TASK TO CARRY OUT:
Can you copy out the entries verbatim, starting at the very first one and ending at the line that contains "306, 228, 326]", including that line?
----- DATA PROVIDED -----
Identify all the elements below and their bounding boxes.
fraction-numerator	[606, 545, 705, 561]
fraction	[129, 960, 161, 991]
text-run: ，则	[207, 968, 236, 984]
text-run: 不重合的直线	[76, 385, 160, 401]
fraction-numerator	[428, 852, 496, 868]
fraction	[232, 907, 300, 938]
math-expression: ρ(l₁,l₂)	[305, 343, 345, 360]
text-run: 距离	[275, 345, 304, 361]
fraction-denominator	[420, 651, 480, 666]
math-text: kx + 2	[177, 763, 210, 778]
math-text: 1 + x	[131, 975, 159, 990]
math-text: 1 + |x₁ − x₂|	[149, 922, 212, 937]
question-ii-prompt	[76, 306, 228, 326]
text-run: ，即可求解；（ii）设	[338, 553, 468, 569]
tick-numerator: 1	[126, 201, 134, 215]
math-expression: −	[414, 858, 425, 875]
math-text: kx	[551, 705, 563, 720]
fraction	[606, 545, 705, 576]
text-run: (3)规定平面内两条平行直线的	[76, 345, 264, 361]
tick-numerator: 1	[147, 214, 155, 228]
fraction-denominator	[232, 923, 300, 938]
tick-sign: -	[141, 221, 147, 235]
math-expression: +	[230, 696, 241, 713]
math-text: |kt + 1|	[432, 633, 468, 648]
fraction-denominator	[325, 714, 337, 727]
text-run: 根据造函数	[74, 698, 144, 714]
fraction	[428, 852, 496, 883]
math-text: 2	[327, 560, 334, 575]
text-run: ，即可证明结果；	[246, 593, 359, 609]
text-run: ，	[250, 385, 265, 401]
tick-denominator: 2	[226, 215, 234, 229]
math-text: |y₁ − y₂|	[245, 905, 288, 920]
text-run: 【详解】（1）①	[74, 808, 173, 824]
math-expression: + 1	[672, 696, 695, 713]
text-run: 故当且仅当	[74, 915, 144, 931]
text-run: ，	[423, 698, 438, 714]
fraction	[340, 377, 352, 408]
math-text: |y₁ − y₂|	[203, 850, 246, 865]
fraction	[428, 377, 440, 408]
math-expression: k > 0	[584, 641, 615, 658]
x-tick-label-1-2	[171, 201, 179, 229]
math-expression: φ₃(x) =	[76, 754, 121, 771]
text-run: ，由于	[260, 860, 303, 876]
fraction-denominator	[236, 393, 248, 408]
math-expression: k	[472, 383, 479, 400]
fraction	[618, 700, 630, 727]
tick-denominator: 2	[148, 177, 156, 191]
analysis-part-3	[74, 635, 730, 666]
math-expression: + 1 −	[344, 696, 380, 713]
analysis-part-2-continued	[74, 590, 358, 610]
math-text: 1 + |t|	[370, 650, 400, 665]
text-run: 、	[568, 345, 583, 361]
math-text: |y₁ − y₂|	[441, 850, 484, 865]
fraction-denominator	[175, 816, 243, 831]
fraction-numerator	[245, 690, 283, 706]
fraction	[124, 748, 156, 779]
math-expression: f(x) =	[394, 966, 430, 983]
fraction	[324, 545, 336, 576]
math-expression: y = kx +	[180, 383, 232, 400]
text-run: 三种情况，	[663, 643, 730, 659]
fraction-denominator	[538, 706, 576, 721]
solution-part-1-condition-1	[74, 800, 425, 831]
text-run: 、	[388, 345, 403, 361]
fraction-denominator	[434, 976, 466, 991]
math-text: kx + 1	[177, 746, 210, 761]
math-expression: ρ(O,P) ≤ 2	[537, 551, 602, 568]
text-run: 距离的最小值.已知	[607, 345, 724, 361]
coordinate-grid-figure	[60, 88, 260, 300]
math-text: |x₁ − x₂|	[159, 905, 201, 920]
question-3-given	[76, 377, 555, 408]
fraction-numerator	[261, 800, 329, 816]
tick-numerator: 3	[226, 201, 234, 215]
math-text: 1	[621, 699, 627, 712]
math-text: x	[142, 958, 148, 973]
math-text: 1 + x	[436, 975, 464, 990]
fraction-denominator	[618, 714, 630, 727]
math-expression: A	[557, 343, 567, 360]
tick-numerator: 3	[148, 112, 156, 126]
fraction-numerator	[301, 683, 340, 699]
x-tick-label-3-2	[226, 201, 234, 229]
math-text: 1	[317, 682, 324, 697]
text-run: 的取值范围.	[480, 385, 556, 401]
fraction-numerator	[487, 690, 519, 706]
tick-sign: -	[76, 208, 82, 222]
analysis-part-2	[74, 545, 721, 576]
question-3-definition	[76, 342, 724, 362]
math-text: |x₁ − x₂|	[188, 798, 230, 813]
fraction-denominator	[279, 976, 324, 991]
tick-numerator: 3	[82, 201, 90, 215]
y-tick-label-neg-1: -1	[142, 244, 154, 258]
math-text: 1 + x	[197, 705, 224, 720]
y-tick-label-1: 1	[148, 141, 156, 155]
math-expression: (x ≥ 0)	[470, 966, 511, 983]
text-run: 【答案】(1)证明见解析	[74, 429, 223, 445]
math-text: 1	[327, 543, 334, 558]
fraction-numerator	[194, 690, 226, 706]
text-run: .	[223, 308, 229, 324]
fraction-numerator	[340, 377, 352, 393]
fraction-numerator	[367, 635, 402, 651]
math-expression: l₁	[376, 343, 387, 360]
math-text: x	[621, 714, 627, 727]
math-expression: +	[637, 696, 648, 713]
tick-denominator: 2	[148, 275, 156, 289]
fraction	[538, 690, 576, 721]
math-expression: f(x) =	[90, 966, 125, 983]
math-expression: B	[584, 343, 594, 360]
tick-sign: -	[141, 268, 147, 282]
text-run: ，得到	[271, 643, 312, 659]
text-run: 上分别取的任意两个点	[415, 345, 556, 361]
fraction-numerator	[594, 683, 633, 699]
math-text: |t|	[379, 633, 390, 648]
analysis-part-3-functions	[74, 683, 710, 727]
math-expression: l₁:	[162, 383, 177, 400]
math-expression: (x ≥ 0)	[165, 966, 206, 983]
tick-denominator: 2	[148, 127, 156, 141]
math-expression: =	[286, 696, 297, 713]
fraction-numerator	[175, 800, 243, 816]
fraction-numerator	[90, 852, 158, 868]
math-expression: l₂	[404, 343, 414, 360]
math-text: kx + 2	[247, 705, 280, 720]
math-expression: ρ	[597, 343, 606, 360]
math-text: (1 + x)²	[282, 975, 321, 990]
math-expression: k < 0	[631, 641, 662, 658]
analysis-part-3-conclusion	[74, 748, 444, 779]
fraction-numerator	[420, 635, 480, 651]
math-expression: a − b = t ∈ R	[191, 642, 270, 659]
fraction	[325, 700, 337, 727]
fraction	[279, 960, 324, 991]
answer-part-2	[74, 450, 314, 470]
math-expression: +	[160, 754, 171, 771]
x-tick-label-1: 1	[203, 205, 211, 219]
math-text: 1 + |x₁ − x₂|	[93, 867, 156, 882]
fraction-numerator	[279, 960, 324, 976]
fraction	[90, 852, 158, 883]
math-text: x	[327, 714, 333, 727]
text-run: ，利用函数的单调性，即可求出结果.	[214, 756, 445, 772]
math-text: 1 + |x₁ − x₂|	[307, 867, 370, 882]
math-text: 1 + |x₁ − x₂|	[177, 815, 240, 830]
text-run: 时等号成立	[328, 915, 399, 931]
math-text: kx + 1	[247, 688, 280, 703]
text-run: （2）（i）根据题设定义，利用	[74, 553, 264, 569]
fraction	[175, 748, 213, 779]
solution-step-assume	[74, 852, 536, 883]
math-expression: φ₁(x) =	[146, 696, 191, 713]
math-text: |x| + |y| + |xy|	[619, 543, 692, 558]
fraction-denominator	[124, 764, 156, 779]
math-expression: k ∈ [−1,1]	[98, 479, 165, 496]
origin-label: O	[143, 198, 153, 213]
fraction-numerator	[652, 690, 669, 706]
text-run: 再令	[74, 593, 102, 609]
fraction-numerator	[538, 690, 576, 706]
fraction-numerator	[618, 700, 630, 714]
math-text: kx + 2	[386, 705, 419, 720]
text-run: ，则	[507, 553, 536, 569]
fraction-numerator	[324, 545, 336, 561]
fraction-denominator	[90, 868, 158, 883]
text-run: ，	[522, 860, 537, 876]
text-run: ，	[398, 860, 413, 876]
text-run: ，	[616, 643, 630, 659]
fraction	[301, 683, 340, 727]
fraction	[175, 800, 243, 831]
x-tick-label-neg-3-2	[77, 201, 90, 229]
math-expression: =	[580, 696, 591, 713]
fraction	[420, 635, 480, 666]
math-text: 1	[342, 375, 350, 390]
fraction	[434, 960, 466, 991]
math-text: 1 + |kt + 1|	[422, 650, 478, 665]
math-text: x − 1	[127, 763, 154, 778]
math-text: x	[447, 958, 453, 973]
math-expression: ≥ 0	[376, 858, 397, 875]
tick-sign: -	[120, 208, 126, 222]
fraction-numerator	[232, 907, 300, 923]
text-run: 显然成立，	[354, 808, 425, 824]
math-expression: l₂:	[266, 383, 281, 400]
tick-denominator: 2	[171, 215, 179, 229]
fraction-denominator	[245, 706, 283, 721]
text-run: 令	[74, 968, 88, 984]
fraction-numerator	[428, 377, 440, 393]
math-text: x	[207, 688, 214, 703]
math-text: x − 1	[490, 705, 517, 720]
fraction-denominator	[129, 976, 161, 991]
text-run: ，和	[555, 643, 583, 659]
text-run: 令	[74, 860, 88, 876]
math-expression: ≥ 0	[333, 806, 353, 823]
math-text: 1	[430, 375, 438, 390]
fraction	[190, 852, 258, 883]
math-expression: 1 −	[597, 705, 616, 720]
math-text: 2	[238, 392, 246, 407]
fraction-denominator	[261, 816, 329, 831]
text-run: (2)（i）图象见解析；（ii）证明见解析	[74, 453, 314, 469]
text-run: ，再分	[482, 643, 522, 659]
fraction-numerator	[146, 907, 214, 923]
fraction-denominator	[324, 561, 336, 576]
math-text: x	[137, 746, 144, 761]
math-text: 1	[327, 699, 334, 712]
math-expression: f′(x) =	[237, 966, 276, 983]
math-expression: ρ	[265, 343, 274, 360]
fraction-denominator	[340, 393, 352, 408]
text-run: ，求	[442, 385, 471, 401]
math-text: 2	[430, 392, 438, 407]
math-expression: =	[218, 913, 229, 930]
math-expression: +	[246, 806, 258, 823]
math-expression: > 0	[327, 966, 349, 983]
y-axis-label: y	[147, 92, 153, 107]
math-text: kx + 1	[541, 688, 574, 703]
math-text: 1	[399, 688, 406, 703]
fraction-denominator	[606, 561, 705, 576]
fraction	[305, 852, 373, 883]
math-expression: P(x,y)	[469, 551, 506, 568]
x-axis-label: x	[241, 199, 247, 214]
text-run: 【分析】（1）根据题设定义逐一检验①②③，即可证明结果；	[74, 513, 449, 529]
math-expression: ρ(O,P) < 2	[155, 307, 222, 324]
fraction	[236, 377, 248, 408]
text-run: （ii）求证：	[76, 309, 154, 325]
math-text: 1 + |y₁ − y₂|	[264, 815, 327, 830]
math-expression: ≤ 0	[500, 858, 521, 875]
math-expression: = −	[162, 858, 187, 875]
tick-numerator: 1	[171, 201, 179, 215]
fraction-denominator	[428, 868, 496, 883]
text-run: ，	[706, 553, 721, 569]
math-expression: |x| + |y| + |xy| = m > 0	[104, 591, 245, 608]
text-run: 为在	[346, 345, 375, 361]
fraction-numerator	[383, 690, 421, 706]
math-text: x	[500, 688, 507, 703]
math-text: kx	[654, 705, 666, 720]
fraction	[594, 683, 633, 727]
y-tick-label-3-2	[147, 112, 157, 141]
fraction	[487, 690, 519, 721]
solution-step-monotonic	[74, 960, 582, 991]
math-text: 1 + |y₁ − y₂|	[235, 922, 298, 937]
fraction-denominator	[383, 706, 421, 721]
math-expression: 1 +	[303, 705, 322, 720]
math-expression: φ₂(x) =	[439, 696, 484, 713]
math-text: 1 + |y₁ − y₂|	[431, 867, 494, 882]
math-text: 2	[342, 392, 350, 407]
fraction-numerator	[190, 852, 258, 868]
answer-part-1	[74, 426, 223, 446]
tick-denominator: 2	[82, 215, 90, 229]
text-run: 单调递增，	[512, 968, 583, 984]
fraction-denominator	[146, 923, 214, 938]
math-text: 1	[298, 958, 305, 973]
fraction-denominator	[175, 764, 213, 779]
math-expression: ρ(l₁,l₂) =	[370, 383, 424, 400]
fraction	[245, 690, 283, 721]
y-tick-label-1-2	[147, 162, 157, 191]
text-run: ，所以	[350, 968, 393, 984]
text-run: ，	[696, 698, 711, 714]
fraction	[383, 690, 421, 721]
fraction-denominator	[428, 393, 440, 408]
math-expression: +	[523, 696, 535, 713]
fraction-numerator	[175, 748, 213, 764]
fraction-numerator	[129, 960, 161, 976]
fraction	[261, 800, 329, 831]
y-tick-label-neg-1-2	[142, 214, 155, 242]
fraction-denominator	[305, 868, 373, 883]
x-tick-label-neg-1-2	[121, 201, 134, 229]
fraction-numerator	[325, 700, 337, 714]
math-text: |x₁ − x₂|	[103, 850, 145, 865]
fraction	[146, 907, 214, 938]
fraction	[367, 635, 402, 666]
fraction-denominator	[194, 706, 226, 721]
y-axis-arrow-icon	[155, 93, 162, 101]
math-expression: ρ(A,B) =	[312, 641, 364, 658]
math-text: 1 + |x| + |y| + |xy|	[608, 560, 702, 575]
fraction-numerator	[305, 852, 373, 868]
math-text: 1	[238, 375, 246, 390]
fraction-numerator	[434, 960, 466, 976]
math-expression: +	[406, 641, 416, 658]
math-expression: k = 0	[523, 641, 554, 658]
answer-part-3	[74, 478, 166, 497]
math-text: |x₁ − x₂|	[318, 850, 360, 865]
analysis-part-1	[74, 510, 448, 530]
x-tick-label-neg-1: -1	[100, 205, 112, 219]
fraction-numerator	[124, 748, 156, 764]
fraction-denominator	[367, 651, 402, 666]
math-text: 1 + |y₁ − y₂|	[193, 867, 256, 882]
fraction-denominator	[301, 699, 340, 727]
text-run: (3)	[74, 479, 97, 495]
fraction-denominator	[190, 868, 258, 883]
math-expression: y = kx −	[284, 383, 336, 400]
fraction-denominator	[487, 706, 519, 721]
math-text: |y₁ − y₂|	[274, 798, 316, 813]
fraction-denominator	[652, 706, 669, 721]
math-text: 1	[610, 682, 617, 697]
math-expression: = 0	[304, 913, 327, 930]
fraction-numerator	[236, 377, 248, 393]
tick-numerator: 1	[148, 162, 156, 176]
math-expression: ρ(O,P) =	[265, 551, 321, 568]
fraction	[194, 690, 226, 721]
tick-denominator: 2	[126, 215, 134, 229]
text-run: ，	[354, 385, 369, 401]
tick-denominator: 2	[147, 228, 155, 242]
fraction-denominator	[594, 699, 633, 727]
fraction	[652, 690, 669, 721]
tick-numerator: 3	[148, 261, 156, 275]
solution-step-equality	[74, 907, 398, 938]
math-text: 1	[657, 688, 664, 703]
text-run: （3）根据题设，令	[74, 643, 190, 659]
-----
SOLUTION:
Identify all the elements below and their bounding boxes.
fraction-numerator	[606, 545, 705, 561]
fraction	[129, 960, 161, 991]
text-run: ，则	[207, 968, 236, 984]
text-run: 不重合的直线	[76, 385, 160, 401]
fraction-numerator	[428, 852, 496, 868]
fraction	[232, 907, 300, 938]
math-expression: ρ(l₁,l₂)	[305, 343, 345, 360]
text-run: 距离	[275, 345, 304, 361]
fraction-denominator	[420, 651, 480, 666]
math-text: kx + 2	[177, 763, 210, 778]
math-text: 1 + x	[131, 975, 159, 990]
math-text: 1 + |x₁ − x₂|	[149, 922, 212, 937]
question-ii-prompt	[76, 306, 228, 326]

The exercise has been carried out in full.